** BEGIN Input data **

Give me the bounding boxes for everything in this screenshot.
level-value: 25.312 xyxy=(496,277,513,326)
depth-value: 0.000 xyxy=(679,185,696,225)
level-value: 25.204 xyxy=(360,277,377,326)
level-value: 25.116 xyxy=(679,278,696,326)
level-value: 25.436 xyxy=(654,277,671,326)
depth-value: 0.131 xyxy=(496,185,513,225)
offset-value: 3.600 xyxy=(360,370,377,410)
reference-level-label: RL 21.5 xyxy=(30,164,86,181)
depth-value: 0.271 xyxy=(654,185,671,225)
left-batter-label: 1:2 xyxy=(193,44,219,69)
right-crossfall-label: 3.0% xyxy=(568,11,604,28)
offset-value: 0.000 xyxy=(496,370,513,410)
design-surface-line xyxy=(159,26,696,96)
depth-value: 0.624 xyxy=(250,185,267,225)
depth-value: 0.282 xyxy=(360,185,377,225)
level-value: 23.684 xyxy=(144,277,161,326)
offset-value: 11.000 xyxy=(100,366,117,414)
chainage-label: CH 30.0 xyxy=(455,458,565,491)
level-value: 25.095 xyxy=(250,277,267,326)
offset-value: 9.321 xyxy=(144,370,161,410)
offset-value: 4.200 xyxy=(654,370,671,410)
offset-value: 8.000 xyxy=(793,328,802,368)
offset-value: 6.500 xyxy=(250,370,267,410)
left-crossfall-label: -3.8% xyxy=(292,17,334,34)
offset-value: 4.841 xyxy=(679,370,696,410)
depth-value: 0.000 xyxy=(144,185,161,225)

** END Input data **

• **Short problem**
Render each line of the records above as a numbered list, leaving out any blank lines.

• **Task output**
1. Give me the bounding boxes for everything in this screenshot.
2. level-value: 25.312 xyxy=(496,277,513,326)
3. depth-value: 0.000 xyxy=(679,185,696,225)
4. level-value: 25.204 xyxy=(360,277,377,326)
5. level-value: 25.116 xyxy=(679,278,696,326)
6. level-value: 25.436 xyxy=(654,277,671,326)
7. depth-value: 0.131 xyxy=(496,185,513,225)
8. offset-value: 3.600 xyxy=(360,370,377,410)
9. reference-level-label: RL 21.5 xyxy=(30,164,86,181)
10. depth-value: 0.271 xyxy=(654,185,671,225)
11. left-batter-label: 1:2 xyxy=(193,44,219,69)
12. right-crossfall-label: 3.0% xyxy=(568,11,604,28)
13. offset-value: 0.000 xyxy=(496,370,513,410)
14. design-surface-line xyxy=(159,26,696,96)
15. depth-value: 0.624 xyxy=(250,185,267,225)
16. depth-value: 0.282 xyxy=(360,185,377,225)
17. level-value: 23.684 xyxy=(144,277,161,326)
18. offset-value: 11.000 xyxy=(100,366,117,414)
19. chainage-label: CH 30.0 xyxy=(455,458,565,491)
20. level-value: 25.095 xyxy=(250,277,267,326)
21. offset-value: 9.321 xyxy=(144,370,161,410)
22. offset-value: 4.200 xyxy=(654,370,671,410)
23. offset-value: 8.000 xyxy=(793,328,802,368)
24. offset-value: 6.500 xyxy=(250,370,267,410)
25. left-crossfall-label: -3.8% xyxy=(292,17,334,34)
26. offset-value: 4.841 xyxy=(679,370,696,410)
27. depth-value: 0.000 xyxy=(144,185,161,225)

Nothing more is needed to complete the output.